▶ [Task to carry out] Skip any picture you find and retype all the remaining lines exactly.
-- START --
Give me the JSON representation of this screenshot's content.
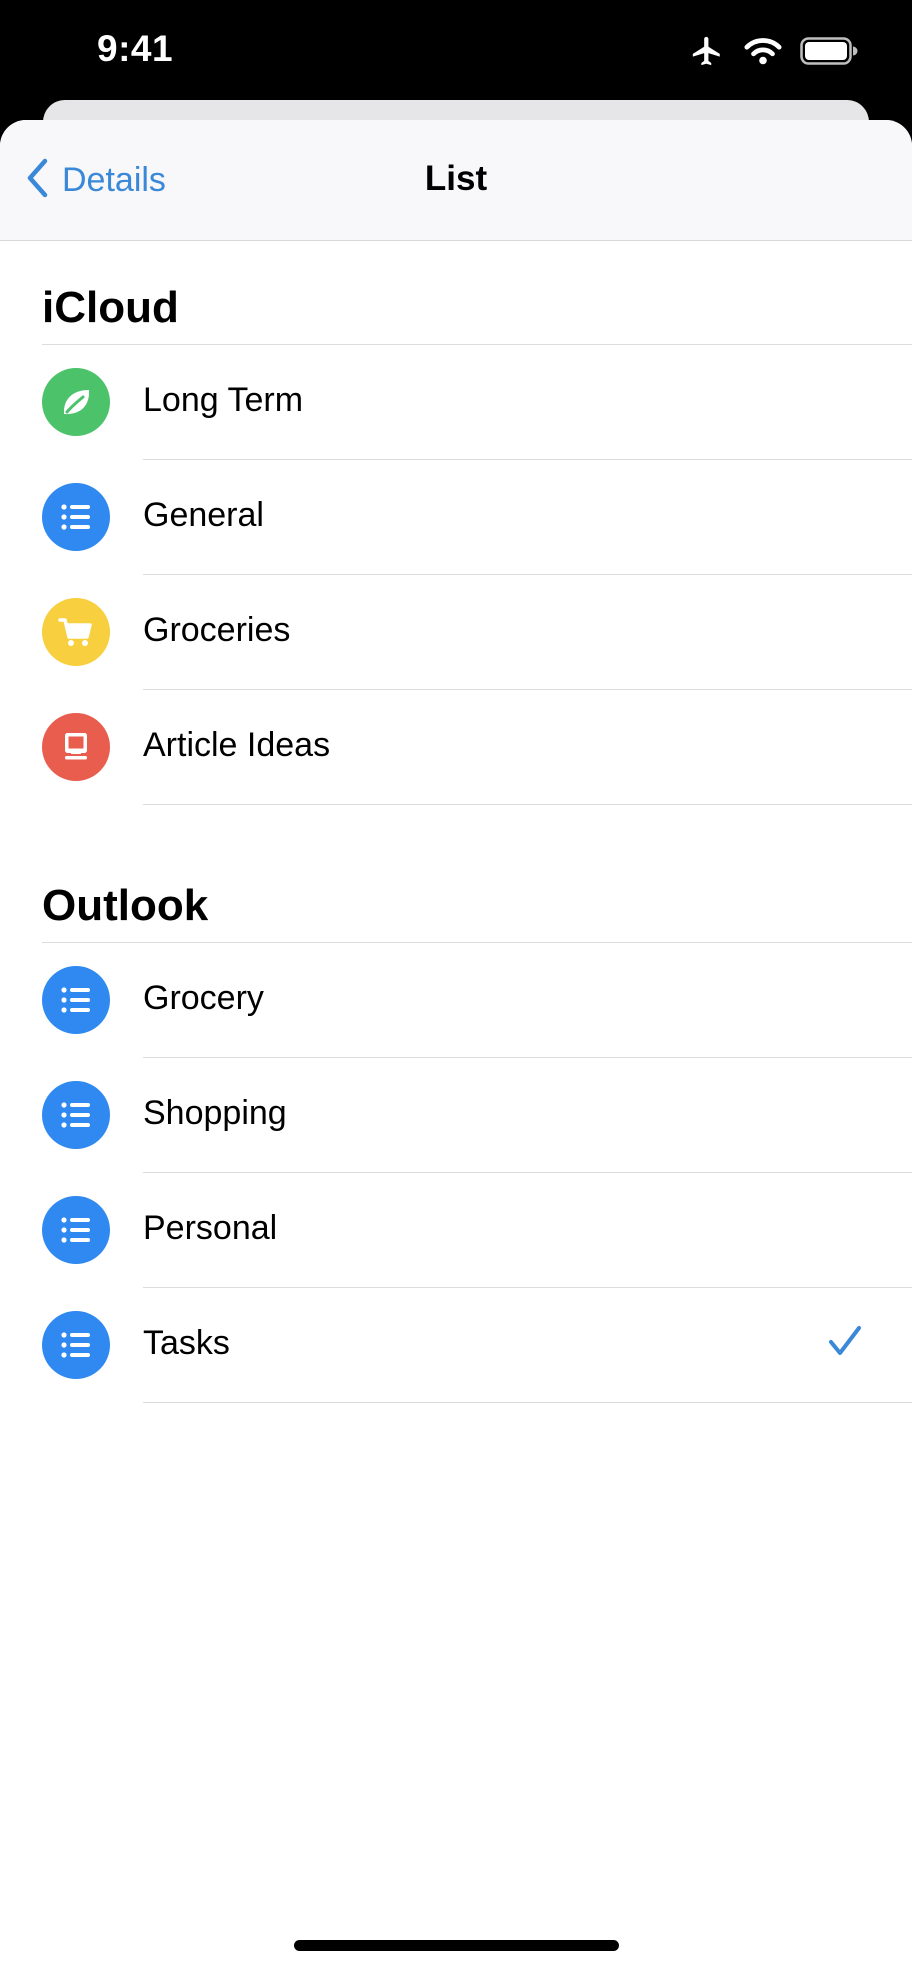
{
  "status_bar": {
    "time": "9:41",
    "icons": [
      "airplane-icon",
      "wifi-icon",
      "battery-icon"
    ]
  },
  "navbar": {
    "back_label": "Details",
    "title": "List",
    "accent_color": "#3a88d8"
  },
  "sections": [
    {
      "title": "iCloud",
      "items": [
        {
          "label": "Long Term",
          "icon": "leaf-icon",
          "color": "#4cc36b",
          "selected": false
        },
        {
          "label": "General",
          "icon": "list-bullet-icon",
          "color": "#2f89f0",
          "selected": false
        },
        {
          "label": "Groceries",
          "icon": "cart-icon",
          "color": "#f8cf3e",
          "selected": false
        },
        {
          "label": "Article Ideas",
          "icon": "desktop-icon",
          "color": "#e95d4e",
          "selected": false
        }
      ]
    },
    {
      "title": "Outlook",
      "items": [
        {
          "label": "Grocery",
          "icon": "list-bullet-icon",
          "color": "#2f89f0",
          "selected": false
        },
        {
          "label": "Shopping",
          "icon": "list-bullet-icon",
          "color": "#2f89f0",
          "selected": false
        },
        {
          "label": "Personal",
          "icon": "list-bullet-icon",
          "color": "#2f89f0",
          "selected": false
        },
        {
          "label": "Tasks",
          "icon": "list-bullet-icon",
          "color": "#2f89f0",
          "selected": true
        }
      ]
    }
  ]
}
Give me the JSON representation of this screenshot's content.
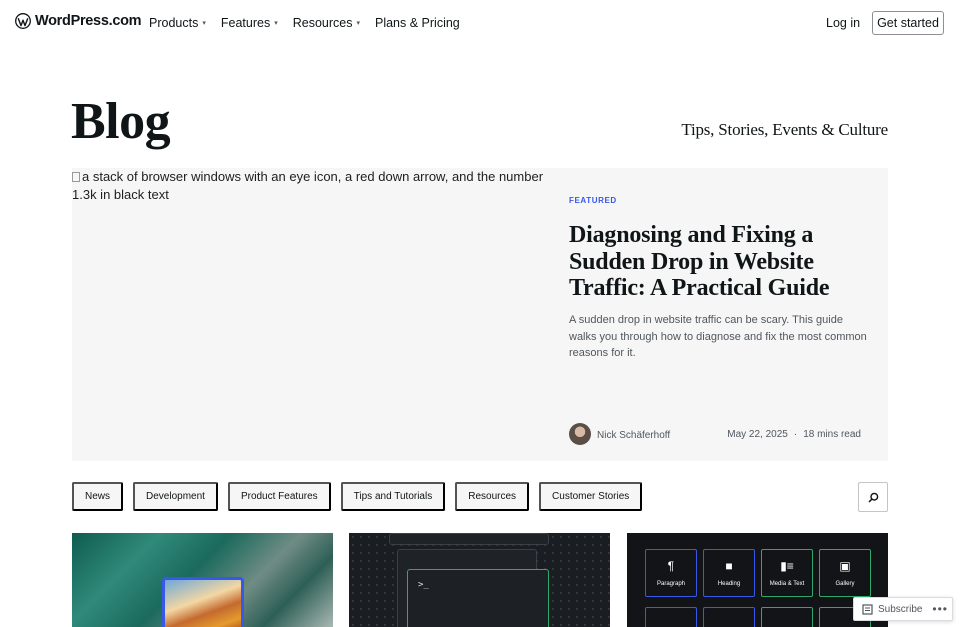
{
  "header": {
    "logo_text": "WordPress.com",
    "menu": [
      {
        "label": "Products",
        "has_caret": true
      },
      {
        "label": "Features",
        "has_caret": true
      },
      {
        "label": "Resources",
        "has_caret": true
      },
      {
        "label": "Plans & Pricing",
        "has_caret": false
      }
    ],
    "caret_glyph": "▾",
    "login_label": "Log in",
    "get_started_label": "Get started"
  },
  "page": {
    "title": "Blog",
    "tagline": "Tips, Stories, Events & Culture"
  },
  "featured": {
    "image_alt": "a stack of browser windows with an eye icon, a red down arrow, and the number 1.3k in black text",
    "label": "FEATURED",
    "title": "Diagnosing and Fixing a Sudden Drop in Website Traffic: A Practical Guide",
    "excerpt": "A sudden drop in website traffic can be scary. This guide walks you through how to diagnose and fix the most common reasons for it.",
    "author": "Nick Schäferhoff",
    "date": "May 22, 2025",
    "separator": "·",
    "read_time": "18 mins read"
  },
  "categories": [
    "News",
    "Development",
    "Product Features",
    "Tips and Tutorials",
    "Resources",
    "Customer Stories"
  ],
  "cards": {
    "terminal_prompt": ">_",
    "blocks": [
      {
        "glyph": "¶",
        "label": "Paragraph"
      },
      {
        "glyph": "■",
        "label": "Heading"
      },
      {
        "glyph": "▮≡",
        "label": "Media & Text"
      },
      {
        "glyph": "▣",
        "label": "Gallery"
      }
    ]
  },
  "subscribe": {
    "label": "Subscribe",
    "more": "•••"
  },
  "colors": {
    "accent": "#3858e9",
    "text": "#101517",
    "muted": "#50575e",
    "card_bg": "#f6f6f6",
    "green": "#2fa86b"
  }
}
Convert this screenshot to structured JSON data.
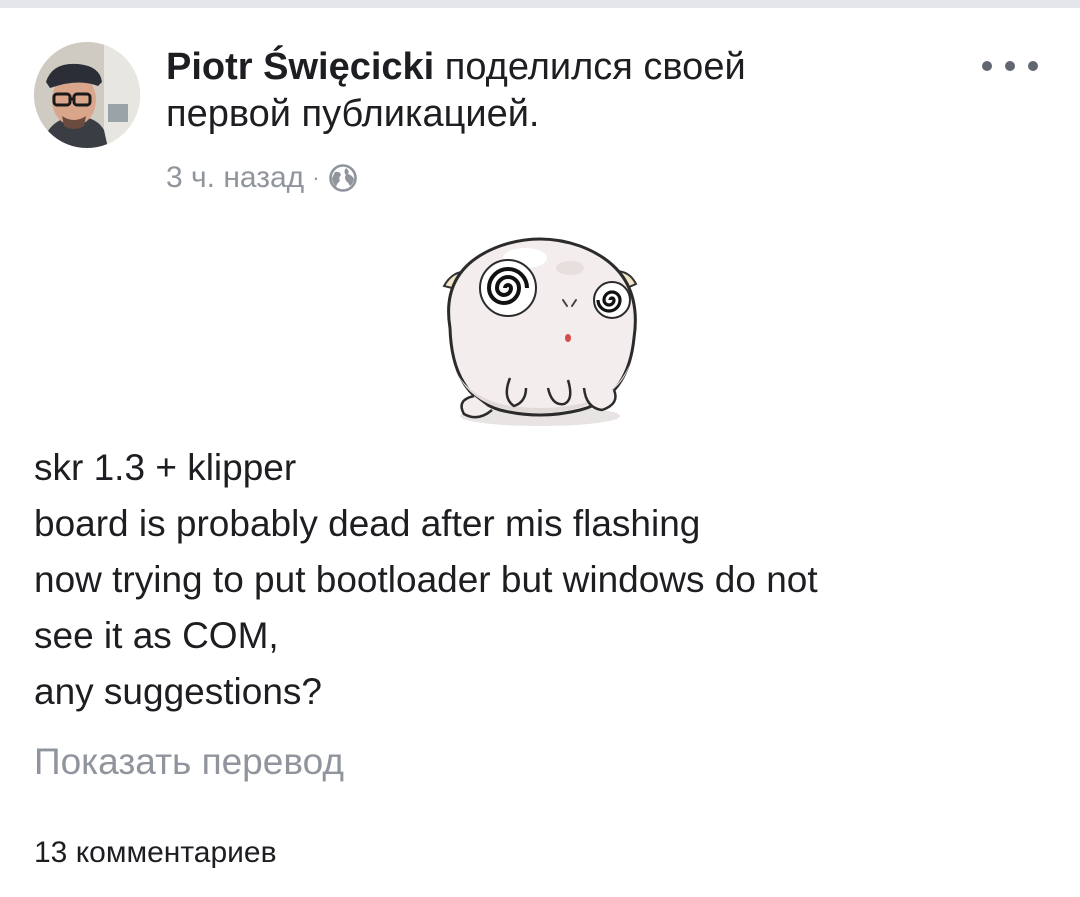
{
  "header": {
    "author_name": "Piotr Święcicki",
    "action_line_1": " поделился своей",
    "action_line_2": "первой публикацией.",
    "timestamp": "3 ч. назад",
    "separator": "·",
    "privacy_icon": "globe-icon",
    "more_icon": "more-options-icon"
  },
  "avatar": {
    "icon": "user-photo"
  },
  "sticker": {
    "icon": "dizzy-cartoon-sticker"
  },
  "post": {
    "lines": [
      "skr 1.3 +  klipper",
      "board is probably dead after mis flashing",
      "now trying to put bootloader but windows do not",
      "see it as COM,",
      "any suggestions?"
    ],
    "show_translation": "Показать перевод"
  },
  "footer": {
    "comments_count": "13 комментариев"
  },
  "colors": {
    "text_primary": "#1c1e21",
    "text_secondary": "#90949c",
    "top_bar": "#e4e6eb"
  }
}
-- END --
▶ [Answer in full]
Give me the JSON representation of this screenshot's content.
{
  "status_bar": {
    "time": "9:41",
    "icons": [
      "airplane-icon",
      "wifi-icon",
      "battery-icon"
    ]
  },
  "navbar": {
    "back_label": "Details",
    "title": "List",
    "accent_color": "#3a88d8"
  },
  "sections": [
    {
      "title": "iCloud",
      "items": [
        {
          "label": "Long Term",
          "icon": "leaf-icon",
          "color": "#4cc36b",
          "selected": false
        },
        {
          "label": "General",
          "icon": "list-bullet-icon",
          "color": "#2f89f0",
          "selected": false
        },
        {
          "label": "Groceries",
          "icon": "cart-icon",
          "color": "#f8cf3e",
          "selected": false
        },
        {
          "label": "Article Ideas",
          "icon": "desktop-icon",
          "color": "#e95d4e",
          "selected": false
        }
      ]
    },
    {
      "title": "Outlook",
      "items": [
        {
          "label": "Grocery",
          "icon": "list-bullet-icon",
          "color": "#2f89f0",
          "selected": false
        },
        {
          "label": "Shopping",
          "icon": "list-bullet-icon",
          "color": "#2f89f0",
          "selected": false
        },
        {
          "label": "Personal",
          "icon": "list-bullet-icon",
          "color": "#2f89f0",
          "selected": false
        },
        {
          "label": "Tasks",
          "icon": "list-bullet-icon",
          "color": "#2f89f0",
          "selected": true
        }
      ]
    }
  ]
}
Give me the JSON representation of this screenshot's content.
{
  "header": {
    "logo_text": "WordPress.com",
    "menu": [
      {
        "label": "Products",
        "has_caret": true
      },
      {
        "label": "Features",
        "has_caret": true
      },
      {
        "label": "Resources",
        "has_caret": true
      },
      {
        "label": "Plans & Pricing",
        "has_caret": false
      }
    ],
    "caret_glyph": "▾",
    "login_label": "Log in",
    "get_started_label": "Get started"
  },
  "page": {
    "title": "Blog",
    "tagline": "Tips, Stories, Events & Culture"
  },
  "featured": {
    "image_alt": "a stack of browser windows with an eye icon, a red down arrow, and the number 1.3k in black text",
    "label": "FEATURED",
    "title": "Diagnosing and Fixing a Sudden Drop in Website Traffic: A Practical Guide",
    "excerpt": "A sudden drop in website traffic can be scary. This guide walks you through how to diagnose and fix the most common reasons for it.",
    "author": "Nick Schäferhoff",
    "date": "May 22, 2025",
    "separator": "·",
    "read_time": "18 mins read"
  },
  "categories": [
    "News",
    "Development",
    "Product Features",
    "Tips and Tutorials",
    "Resources",
    "Customer Stories"
  ],
  "cards": {
    "terminal_prompt": ">_",
    "blocks": [
      {
        "glyph": "¶",
        "label": "Paragraph"
      },
      {
        "glyph": "■",
        "label": "Heading"
      },
      {
        "glyph": "▮≡",
        "label": "Media & Text"
      },
      {
        "glyph": "▣",
        "label": "Gallery"
      }
    ]
  },
  "subscribe": {
    "label": "Subscribe",
    "more": "•••"
  },
  "colors": {
    "accent": "#3858e9",
    "text": "#101517",
    "muted": "#50575e",
    "card_bg": "#f6f6f6",
    "green": "#2fa86b"
  }
}
Convert this screenshot to structured JSON data.
{
  "header": {
    "author_name": "Piotr Święcicki",
    "action_line_1": " поделился своей",
    "action_line_2": "первой публикацией.",
    "timestamp": "3 ч. назад",
    "separator": "·",
    "privacy_icon": "globe-icon",
    "more_icon": "more-options-icon"
  },
  "avatar": {
    "icon": "user-photo"
  },
  "sticker": {
    "icon": "dizzy-cartoon-sticker"
  },
  "post": {
    "lines": [
      "skr 1.3 +  klipper",
      "board is probably dead after mis flashing",
      "now trying to put bootloader but windows do not",
      "see it as COM,",
      "any suggestions?"
    ],
    "show_translation": "Показать перевод"
  },
  "footer": {
    "comments_count": "13 комментариев"
  },
  "colors": {
    "text_primary": "#1c1e21",
    "text_secondary": "#90949c",
    "top_bar": "#e4e6eb"
  }
}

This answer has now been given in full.